• **GIVEN EXERCISE**
Your task is to copy every line of this material exactly.

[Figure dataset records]
○ ○ ○ ○ ○ ○ ○

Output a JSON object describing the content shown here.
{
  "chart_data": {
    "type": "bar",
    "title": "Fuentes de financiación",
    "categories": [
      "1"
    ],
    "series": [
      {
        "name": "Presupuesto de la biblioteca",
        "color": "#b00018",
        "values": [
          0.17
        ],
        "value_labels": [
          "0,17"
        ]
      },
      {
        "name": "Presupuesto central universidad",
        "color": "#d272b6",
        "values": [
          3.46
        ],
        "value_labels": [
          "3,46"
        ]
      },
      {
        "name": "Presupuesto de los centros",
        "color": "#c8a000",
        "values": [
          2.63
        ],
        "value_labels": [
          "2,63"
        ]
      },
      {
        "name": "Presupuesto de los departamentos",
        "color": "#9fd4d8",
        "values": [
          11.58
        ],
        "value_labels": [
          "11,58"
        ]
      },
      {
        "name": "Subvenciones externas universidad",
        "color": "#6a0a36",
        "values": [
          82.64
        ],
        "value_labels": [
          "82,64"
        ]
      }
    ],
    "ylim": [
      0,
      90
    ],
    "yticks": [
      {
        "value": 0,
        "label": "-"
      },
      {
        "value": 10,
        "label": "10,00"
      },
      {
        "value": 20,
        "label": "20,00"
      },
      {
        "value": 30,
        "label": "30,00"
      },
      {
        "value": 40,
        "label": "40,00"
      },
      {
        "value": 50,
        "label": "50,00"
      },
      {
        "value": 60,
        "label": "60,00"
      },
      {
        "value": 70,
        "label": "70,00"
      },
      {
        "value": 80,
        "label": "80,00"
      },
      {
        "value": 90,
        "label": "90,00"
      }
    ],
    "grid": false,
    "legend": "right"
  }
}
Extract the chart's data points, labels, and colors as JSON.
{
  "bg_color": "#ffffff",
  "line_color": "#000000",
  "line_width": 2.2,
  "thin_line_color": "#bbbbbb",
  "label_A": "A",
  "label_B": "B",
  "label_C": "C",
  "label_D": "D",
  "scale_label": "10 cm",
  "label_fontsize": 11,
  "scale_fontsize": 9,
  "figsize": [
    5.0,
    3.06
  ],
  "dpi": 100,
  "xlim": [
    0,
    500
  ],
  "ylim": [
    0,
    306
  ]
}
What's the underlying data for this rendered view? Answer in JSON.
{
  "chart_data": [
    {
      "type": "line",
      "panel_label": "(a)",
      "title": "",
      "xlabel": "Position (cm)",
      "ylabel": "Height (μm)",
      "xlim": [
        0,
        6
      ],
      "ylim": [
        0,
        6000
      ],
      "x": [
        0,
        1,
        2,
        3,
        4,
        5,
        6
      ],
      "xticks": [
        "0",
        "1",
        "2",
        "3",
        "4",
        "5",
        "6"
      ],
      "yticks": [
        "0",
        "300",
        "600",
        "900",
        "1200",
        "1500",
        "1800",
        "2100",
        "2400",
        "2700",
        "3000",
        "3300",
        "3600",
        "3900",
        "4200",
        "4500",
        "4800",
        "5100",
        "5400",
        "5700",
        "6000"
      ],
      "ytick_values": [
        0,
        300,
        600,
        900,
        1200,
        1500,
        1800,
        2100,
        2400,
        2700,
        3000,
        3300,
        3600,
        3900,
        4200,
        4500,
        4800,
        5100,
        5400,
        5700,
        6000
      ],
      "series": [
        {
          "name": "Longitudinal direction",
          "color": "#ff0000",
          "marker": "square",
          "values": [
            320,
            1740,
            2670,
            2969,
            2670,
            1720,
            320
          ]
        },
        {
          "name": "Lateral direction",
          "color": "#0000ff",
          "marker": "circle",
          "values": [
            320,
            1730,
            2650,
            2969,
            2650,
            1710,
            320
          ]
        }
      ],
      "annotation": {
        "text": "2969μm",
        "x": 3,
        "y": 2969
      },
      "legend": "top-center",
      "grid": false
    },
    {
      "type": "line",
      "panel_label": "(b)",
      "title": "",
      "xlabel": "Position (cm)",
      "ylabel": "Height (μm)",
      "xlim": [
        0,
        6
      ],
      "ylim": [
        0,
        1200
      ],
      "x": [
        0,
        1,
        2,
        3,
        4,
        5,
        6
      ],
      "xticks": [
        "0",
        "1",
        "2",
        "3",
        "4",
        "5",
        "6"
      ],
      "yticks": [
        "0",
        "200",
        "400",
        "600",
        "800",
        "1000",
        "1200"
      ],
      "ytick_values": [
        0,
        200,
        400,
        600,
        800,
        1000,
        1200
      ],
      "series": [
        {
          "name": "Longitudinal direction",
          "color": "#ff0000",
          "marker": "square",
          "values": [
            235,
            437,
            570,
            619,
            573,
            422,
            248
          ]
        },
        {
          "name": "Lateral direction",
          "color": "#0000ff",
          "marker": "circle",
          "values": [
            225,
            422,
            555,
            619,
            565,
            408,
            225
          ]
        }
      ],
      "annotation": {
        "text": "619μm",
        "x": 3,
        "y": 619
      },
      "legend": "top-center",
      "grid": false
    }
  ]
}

○ ○ ○ ○ ○ ○ ○

• **EXERCISE ANSWER**
Output a JSON object describing the content shown here.
{
  "chart_data": {
    "type": "bar",
    "title": "Fuentes de financiación",
    "categories": [
      "1"
    ],
    "series": [
      {
        "name": "Presupuesto de la biblioteca",
        "color": "#b00018",
        "values": [
          0.17
        ],
        "value_labels": [
          "0,17"
        ]
      },
      {
        "name": "Presupuesto central universidad",
        "color": "#d272b6",
        "values": [
          3.46
        ],
        "value_labels": [
          "3,46"
        ]
      },
      {
        "name": "Presupuesto de los centros",
        "color": "#c8a000",
        "values": [
          2.63
        ],
        "value_labels": [
          "2,63"
        ]
      },
      {
        "name": "Presupuesto de los departamentos",
        "color": "#9fd4d8",
        "values": [
          11.58
        ],
        "value_labels": [
          "11,58"
        ]
      },
      {
        "name": "Subvenciones externas universidad",
        "color": "#6a0a36",
        "values": [
          82.64
        ],
        "value_labels": [
          "82,64"
        ]
      }
    ],
    "ylim": [
      0,
      90
    ],
    "yticks": [
      {
        "value": 0,
        "label": "-"
      },
      {
        "value": 10,
        "label": "10,00"
      },
      {
        "value": 20,
        "label": "20,00"
      },
      {
        "value": 30,
        "label": "30,00"
      },
      {
        "value": 40,
        "label": "40,00"
      },
      {
        "value": 50,
        "label": "50,00"
      },
      {
        "value": 60,
        "label": "60,00"
      },
      {
        "value": 70,
        "label": "70,00"
      },
      {
        "value": 80,
        "label": "80,00"
      },
      {
        "value": 90,
        "label": "90,00"
      }
    ],
    "grid": false,
    "legend": "right"
  }
}
Extract the chart's data points, labels, and colors as JSON.
{
  "bg_color": "#ffffff",
  "line_color": "#000000",
  "line_width": 2.2,
  "thin_line_color": "#bbbbbb",
  "label_A": "A",
  "label_B": "B",
  "label_C": "C",
  "label_D": "D",
  "scale_label": "10 cm",
  "label_fontsize": 11,
  "scale_fontsize": 9,
  "figsize": [
    5.0,
    3.06
  ],
  "dpi": 100,
  "xlim": [
    0,
    500
  ],
  "ylim": [
    0,
    306
  ]
}
What's the underlying data for this rendered view? Answer in JSON.
{
  "chart_data": [
    {
      "type": "line",
      "panel_label": "(a)",
      "title": "",
      "xlabel": "Position (cm)",
      "ylabel": "Height (μm)",
      "xlim": [
        0,
        6
      ],
      "ylim": [
        0,
        6000
      ],
      "x": [
        0,
        1,
        2,
        3,
        4,
        5,
        6
      ],
      "xticks": [
        "0",
        "1",
        "2",
        "3",
        "4",
        "5",
        "6"
      ],
      "yticks": [
        "0",
        "300",
        "600",
        "900",
        "1200",
        "1500",
        "1800",
        "2100",
        "2400",
        "2700",
        "3000",
        "3300",
        "3600",
        "3900",
        "4200",
        "4500",
        "4800",
        "5100",
        "5400",
        "5700",
        "6000"
      ],
      "ytick_values": [
        0,
        300,
        600,
        900,
        1200,
        1500,
        1800,
        2100,
        2400,
        2700,
        3000,
        3300,
        3600,
        3900,
        4200,
        4500,
        4800,
        5100,
        5400,
        5700,
        6000
      ],
      "series": [
        {
          "name": "Longitudinal direction",
          "color": "#ff0000",
          "marker": "square",
          "values": [
            320,
            1740,
            2670,
            2969,
            2670,
            1720,
            320
          ]
        },
        {
          "name": "Lateral direction",
          "color": "#0000ff",
          "marker": "circle",
          "values": [
            320,
            1730,
            2650,
            2969,
            2650,
            1710,
            320
          ]
        }
      ],
      "annotation": {
        "text": "2969μm",
        "x": 3,
        "y": 2969
      },
      "legend": "top-center",
      "grid": false
    },
    {
      "type": "line",
      "panel_label": "(b)",
      "title": "",
      "xlabel": "Position (cm)",
      "ylabel": "Height (μm)",
      "xlim": [
        0,
        6
      ],
      "ylim": [
        0,
        1200
      ],
      "x": [
        0,
        1,
        2,
        3,
        4,
        5,
        6
      ],
      "xticks": [
        "0",
        "1",
        "2",
        "3",
        "4",
        "5",
        "6"
      ],
      "yticks": [
        "0",
        "200",
        "400",
        "600",
        "800",
        "1000",
        "1200"
      ],
      "ytick_values": [
        0,
        200,
        400,
        600,
        800,
        1000,
        1200
      ],
      "series": [
        {
          "name": "Longitudinal direction",
          "color": "#ff0000",
          "marker": "square",
          "values": [
            235,
            437,
            570,
            619,
            573,
            422,
            248
          ]
        },
        {
          "name": "Lateral direction",
          "color": "#0000ff",
          "marker": "circle",
          "values": [
            225,
            422,
            555,
            619,
            565,
            408,
            225
          ]
        }
      ],
      "annotation": {
        "text": "619μm",
        "x": 3,
        "y": 619
      },
      "legend": "top-center",
      "grid": false
    }
  ]
}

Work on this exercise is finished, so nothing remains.